* Start Data records *

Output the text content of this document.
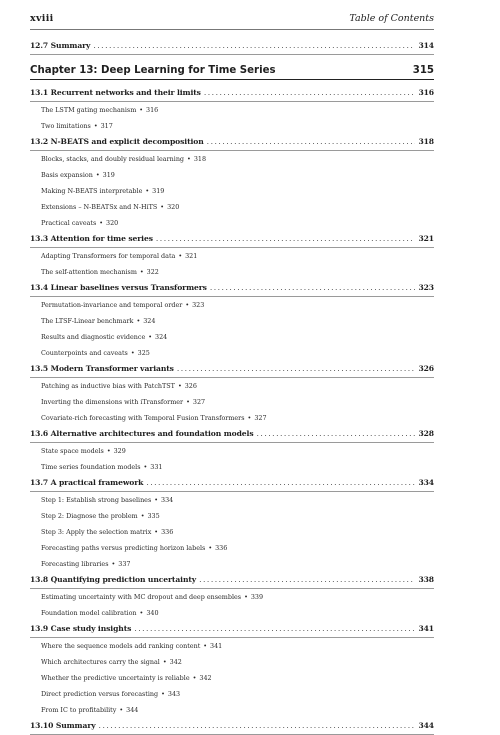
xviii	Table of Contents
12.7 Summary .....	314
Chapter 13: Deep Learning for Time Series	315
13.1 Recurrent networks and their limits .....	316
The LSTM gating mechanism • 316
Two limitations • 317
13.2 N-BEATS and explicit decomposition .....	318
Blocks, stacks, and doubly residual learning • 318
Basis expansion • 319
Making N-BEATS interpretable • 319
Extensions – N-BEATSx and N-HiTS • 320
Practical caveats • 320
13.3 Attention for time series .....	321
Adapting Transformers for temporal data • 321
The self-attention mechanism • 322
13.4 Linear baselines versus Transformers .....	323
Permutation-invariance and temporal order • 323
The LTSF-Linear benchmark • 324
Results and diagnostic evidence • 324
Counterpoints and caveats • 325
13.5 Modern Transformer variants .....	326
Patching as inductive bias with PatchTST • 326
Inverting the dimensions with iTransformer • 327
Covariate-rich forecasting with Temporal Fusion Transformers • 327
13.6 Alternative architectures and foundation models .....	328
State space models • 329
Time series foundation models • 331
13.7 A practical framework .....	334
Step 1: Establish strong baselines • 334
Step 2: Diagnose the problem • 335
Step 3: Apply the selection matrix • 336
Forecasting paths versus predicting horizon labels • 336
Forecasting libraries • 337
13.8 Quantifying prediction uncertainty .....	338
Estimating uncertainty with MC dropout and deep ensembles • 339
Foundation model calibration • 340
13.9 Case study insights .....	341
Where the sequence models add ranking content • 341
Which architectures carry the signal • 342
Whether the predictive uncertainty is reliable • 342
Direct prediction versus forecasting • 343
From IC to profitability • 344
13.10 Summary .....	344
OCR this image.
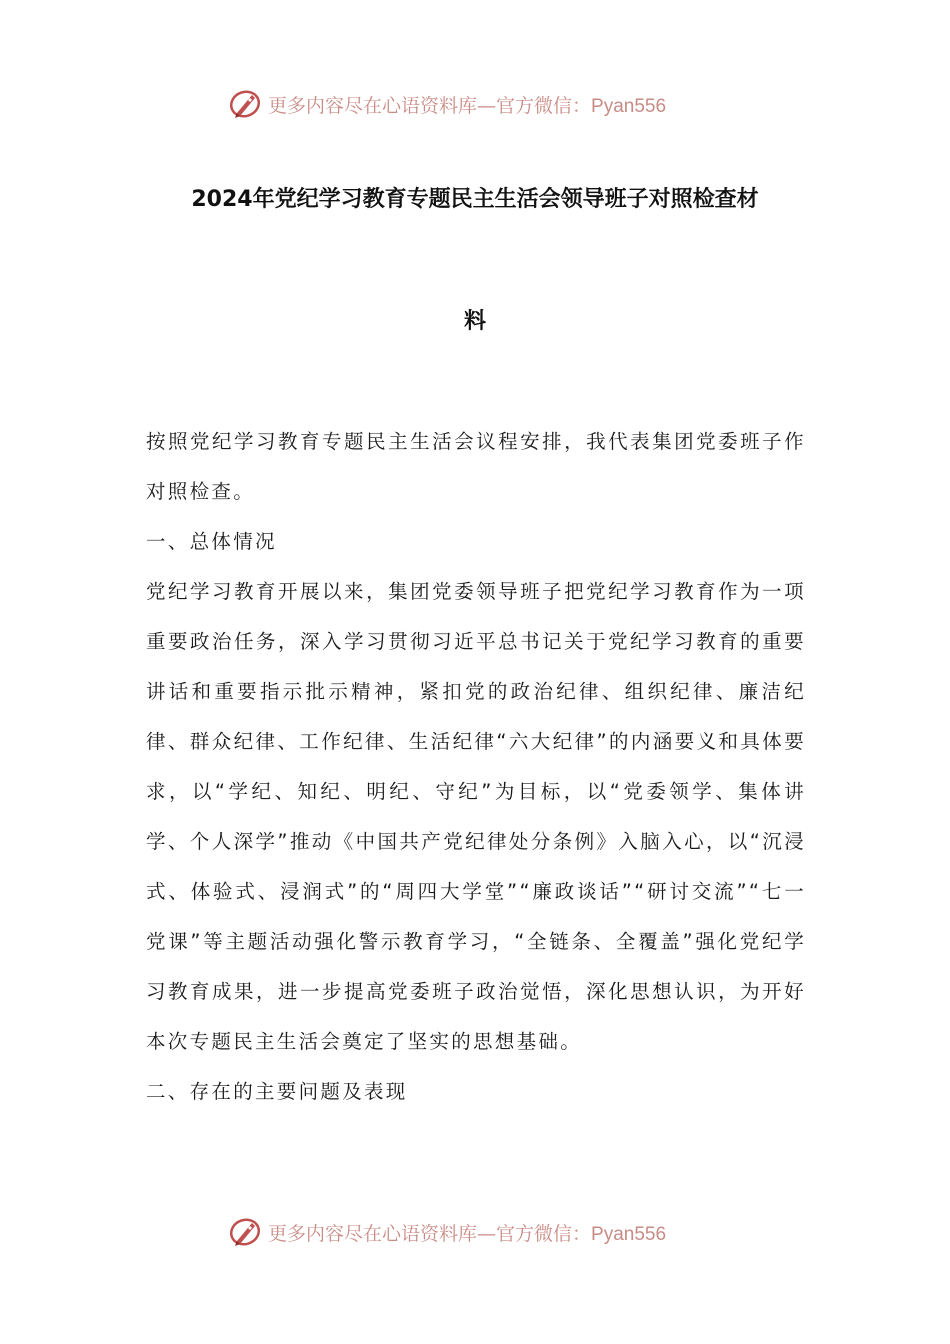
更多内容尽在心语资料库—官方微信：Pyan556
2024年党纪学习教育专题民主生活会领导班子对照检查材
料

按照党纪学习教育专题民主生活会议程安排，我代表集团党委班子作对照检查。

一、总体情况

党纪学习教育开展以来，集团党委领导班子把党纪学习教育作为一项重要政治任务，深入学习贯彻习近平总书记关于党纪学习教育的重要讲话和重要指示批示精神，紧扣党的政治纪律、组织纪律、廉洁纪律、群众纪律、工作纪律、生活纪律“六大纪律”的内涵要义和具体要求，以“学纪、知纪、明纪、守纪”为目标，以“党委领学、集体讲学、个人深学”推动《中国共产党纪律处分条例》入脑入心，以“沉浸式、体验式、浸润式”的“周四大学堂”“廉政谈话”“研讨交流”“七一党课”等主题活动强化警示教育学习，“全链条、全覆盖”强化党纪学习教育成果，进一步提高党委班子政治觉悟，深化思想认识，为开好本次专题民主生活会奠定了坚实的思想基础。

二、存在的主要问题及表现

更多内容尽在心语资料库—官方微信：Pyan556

* End Data records *

■ Work required
Reproduce the material word for word. Any pictures should be left out of the copy.

■ Solved exercise
Output the text content of this document.
xviii	Table of Contents
12.7 Summary .....	314
Chapter 13: Deep Learning for Time Series	315
13.1 Recurrent networks and their limits .....	316
The LSTM gating mechanism • 316
Two limitations • 317
13.2 N-BEATS and explicit decomposition .....	318
Blocks, stacks, and doubly residual learning • 318
Basis expansion • 319
Making N-BEATS interpretable • 319
Extensions – N-BEATSx and N-HiTS • 320
Practical caveats • 320
13.3 Attention for time series .....	321
Adapting Transformers for temporal data • 321
The self-attention mechanism • 322
13.4 Linear baselines versus Transformers .....	323
Permutation-invariance and temporal order • 323
The LTSF-Linear benchmark • 324
Results and diagnostic evidence • 324
Counterpoints and caveats • 325
13.5 Modern Transformer variants .....	326
Patching as inductive bias with PatchTST • 326
Inverting the dimensions with iTransformer • 327
Covariate-rich forecasting with Temporal Fusion Transformers • 327
13.6 Alternative architectures and foundation models .....	328
State space models • 329
Time series foundation models • 331
13.7 A practical framework .....	334
Step 1: Establish strong baselines • 334
Step 2: Diagnose the problem • 335
Step 3: Apply the selection matrix • 336
Forecasting paths versus predicting horizon labels • 336
Forecasting libraries • 337
13.8 Quantifying prediction uncertainty .....	338
Estimating uncertainty with MC dropout and deep ensembles • 339
Foundation model calibration • 340
13.9 Case study insights .....	341
Where the sequence models add ranking content • 341
Which architectures carry the signal • 342
Whether the predictive uncertainty is reliable • 342
Direct prediction versus forecasting • 343
From IC to profitability • 344
13.10 Summary .....	344
OCR this image.
更多内容尽在心语资料库—官方微信：Pyan556
2024年党纪学习教育专题民主生活会领导班子对照检查材
料

按照党纪学习教育专题民主生活会议程安排，我代表集团党委班子作对照检查。

一、总体情况

党纪学习教育开展以来，集团党委领导班子把党纪学习教育作为一项重要政治任务，深入学习贯彻习近平总书记关于党纪学习教育的重要讲话和重要指示批示精神，紧扣党的政治纪律、组织纪律、廉洁纪律、群众纪律、工作纪律、生活纪律“六大纪律”的内涵要义和具体要求，以“学纪、知纪、明纪、守纪”为目标，以“党委领学、集体讲学、个人深学”推动《中国共产党纪律处分条例》入脑入心，以“沉浸式、体验式、浸润式”的“周四大学堂”“廉政谈话”“研讨交流”“七一党课”等主题活动强化警示教育学习，“全链条、全覆盖”强化党纪学习教育成果，进一步提高党委班子政治觉悟，深化思想认识，为开好本次专题民主生活会奠定了坚实的思想基础。

二、存在的主要问题及表现

更多内容尽在心语资料库—官方微信：Pyan556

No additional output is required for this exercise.